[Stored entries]
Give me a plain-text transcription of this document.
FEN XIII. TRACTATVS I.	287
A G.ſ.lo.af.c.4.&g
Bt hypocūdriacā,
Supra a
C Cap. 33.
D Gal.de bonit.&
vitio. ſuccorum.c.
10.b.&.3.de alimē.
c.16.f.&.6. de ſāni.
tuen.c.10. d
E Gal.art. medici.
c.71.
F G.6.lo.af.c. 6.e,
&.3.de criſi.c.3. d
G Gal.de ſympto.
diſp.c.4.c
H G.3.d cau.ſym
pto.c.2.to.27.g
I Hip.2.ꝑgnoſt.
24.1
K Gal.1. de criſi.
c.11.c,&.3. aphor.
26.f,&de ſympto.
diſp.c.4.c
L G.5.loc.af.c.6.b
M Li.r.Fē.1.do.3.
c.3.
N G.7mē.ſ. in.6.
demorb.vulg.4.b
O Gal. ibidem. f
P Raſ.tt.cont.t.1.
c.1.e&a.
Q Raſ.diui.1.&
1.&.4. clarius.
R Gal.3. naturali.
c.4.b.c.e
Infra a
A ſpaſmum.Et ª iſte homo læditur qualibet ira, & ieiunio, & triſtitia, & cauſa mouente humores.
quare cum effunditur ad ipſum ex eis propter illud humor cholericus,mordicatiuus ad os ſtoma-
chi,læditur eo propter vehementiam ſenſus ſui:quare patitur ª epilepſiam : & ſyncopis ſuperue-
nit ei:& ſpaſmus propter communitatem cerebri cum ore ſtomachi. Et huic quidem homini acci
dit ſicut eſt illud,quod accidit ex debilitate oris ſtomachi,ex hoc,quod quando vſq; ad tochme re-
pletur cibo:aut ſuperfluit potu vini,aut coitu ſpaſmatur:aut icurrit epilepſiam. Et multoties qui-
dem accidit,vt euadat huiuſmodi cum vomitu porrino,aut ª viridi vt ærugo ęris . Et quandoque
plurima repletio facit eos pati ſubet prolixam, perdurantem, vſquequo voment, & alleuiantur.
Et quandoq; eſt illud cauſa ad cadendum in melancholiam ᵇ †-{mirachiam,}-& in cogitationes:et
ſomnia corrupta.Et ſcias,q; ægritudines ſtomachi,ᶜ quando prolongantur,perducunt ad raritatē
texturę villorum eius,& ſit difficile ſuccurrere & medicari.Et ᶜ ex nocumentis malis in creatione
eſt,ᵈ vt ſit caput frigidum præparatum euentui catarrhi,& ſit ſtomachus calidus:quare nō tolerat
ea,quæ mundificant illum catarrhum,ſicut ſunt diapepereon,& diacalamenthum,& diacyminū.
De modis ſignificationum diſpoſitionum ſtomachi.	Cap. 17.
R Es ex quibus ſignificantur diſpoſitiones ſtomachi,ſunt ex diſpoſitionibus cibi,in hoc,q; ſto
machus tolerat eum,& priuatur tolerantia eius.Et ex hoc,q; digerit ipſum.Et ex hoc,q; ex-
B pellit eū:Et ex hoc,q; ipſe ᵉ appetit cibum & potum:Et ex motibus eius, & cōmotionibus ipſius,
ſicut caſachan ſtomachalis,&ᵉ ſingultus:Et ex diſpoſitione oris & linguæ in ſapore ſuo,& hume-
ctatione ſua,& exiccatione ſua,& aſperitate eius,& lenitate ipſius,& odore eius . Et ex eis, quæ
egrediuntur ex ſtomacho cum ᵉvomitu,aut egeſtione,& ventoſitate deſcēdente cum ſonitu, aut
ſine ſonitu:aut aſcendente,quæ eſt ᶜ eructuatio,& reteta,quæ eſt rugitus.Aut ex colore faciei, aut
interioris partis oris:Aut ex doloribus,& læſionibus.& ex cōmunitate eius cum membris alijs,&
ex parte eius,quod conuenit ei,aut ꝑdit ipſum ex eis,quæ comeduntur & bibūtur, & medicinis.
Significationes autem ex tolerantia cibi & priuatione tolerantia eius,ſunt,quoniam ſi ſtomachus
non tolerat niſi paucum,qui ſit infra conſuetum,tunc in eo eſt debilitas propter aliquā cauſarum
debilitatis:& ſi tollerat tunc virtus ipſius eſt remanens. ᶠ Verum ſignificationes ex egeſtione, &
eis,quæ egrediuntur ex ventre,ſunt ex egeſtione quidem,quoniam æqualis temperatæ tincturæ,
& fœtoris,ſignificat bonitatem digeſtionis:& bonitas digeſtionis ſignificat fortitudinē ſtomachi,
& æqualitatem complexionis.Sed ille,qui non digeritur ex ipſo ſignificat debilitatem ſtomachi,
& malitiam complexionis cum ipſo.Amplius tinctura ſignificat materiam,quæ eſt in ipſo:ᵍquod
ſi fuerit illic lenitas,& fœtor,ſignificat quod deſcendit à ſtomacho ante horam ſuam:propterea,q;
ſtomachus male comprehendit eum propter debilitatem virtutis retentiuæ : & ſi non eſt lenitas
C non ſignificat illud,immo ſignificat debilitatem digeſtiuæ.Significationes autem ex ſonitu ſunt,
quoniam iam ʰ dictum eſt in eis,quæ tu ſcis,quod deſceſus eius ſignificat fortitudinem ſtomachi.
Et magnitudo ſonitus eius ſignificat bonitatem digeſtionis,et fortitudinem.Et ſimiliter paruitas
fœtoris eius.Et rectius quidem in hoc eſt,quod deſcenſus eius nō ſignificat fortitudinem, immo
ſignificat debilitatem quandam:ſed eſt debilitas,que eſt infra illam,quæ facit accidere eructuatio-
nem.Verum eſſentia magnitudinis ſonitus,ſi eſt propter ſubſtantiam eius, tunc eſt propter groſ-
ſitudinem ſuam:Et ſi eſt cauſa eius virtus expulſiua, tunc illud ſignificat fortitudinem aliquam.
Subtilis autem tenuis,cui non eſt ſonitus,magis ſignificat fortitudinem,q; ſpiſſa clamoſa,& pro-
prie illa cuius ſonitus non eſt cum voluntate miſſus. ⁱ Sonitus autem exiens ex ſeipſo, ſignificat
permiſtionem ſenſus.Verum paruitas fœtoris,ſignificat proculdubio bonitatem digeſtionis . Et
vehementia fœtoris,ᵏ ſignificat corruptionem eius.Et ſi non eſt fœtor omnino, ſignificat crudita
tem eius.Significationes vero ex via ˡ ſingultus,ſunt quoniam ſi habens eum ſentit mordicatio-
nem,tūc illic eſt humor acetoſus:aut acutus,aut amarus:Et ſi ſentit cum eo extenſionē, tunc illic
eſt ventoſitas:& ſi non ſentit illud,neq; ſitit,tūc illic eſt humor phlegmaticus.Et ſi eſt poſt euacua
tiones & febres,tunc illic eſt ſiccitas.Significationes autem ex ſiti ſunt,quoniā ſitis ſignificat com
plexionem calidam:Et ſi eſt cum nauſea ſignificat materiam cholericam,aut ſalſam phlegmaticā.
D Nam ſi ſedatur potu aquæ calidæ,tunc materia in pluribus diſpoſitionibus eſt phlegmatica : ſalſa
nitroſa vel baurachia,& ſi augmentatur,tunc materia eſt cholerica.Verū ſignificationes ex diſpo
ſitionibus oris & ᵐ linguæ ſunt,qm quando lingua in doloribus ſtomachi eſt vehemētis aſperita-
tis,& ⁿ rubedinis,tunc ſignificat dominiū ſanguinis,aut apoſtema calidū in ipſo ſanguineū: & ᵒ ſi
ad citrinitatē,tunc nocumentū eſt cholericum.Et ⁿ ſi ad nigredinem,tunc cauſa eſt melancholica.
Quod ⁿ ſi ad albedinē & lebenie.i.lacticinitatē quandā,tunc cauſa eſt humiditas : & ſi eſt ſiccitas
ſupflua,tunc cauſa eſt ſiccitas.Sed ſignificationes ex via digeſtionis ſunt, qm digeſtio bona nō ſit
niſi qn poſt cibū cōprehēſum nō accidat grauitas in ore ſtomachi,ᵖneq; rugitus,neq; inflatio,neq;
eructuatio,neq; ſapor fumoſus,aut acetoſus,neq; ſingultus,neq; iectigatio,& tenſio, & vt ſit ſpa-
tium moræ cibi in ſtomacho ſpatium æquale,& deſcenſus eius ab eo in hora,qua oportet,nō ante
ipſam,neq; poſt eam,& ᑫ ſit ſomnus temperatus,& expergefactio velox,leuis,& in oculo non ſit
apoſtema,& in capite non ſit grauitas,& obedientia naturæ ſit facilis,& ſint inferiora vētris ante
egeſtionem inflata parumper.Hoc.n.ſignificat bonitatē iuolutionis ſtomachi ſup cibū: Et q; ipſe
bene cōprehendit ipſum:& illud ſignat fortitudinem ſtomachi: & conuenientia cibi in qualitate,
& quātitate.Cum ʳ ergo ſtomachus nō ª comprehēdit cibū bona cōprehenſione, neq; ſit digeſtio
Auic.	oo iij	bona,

» Task directions:
Give only the count of lines in which the string "illic" appears.

» Reply:
4